(Lines of data)
══════
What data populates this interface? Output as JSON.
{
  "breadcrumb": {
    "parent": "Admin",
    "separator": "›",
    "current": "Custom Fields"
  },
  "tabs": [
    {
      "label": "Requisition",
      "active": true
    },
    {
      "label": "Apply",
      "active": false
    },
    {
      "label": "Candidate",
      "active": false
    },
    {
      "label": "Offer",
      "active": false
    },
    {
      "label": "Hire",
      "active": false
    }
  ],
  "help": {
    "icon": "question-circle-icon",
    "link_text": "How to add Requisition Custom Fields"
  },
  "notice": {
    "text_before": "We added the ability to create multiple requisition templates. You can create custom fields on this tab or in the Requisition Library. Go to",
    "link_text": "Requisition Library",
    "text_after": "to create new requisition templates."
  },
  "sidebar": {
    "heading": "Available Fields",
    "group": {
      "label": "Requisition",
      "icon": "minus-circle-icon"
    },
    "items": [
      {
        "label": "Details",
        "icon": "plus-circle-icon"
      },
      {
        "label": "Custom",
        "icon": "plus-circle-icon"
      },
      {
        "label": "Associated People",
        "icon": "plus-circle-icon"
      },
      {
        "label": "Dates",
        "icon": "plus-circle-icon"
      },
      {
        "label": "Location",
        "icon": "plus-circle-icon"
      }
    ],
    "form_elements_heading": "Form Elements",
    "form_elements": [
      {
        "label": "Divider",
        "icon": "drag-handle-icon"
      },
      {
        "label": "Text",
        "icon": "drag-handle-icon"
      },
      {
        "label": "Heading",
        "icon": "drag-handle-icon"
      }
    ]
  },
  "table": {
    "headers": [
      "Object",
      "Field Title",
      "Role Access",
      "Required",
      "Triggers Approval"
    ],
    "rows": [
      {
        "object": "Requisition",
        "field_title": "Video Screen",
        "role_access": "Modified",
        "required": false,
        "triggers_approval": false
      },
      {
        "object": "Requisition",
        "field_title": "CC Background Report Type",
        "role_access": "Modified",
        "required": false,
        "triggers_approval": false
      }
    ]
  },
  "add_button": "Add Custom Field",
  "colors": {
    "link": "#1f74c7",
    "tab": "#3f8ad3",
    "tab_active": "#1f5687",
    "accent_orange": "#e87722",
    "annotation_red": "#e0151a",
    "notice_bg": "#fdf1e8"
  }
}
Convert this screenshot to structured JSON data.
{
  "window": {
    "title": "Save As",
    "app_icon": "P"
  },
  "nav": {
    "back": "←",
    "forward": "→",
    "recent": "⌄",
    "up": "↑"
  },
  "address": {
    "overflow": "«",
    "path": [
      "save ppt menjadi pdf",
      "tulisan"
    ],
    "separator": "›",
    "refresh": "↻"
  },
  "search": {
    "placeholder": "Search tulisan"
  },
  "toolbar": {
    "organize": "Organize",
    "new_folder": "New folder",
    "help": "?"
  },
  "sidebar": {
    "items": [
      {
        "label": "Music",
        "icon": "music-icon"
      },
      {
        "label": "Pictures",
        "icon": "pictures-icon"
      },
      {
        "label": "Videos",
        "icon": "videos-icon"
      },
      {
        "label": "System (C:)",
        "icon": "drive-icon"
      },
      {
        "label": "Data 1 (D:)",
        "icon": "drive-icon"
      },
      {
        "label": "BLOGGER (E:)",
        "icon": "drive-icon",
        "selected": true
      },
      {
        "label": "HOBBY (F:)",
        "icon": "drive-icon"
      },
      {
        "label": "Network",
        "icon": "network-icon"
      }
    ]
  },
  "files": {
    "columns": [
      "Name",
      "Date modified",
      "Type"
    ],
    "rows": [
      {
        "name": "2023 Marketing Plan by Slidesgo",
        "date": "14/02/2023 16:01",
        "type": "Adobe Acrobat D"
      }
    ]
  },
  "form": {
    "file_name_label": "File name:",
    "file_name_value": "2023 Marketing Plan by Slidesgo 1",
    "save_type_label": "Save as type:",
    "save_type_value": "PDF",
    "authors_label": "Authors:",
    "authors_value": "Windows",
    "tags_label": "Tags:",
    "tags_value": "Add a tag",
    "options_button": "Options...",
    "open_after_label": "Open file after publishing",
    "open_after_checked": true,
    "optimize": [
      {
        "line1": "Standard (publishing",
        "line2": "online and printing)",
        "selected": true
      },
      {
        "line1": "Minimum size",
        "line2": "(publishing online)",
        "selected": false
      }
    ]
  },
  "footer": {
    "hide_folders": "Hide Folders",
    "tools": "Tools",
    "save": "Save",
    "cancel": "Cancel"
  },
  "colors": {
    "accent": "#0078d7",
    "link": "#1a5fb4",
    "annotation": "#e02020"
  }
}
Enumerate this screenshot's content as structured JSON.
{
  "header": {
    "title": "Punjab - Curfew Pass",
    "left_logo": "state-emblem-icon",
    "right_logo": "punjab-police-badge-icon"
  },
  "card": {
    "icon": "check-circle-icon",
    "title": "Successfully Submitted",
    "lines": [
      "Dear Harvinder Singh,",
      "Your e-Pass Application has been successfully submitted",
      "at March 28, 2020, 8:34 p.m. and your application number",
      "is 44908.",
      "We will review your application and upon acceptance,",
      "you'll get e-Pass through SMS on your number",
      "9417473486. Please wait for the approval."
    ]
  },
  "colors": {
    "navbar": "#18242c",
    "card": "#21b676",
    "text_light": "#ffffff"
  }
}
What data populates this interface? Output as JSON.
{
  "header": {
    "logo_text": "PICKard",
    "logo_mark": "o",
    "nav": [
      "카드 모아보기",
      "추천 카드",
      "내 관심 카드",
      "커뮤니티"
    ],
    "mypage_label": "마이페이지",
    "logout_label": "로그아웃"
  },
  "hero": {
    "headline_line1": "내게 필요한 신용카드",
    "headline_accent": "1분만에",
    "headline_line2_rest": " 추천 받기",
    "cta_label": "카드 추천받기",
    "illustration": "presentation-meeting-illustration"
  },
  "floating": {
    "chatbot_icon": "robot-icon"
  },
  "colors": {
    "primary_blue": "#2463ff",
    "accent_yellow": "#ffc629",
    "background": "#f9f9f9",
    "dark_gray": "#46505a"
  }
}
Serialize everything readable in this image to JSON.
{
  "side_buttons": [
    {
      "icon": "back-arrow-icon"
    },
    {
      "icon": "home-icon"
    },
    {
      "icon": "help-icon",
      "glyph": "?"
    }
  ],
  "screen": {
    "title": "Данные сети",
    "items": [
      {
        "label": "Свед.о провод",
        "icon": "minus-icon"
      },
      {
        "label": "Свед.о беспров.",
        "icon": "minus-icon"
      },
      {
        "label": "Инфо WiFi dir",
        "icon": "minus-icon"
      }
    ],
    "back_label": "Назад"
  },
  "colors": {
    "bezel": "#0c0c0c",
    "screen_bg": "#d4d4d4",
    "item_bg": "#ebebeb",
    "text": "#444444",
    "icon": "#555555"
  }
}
══════
[WHAT IS ASKED] Whichever lines contain the string "true", select and copy them.

[TASK SOLUTION]
      "active": true
        "selected": true
    "open_after_checked": true,
        "selected": true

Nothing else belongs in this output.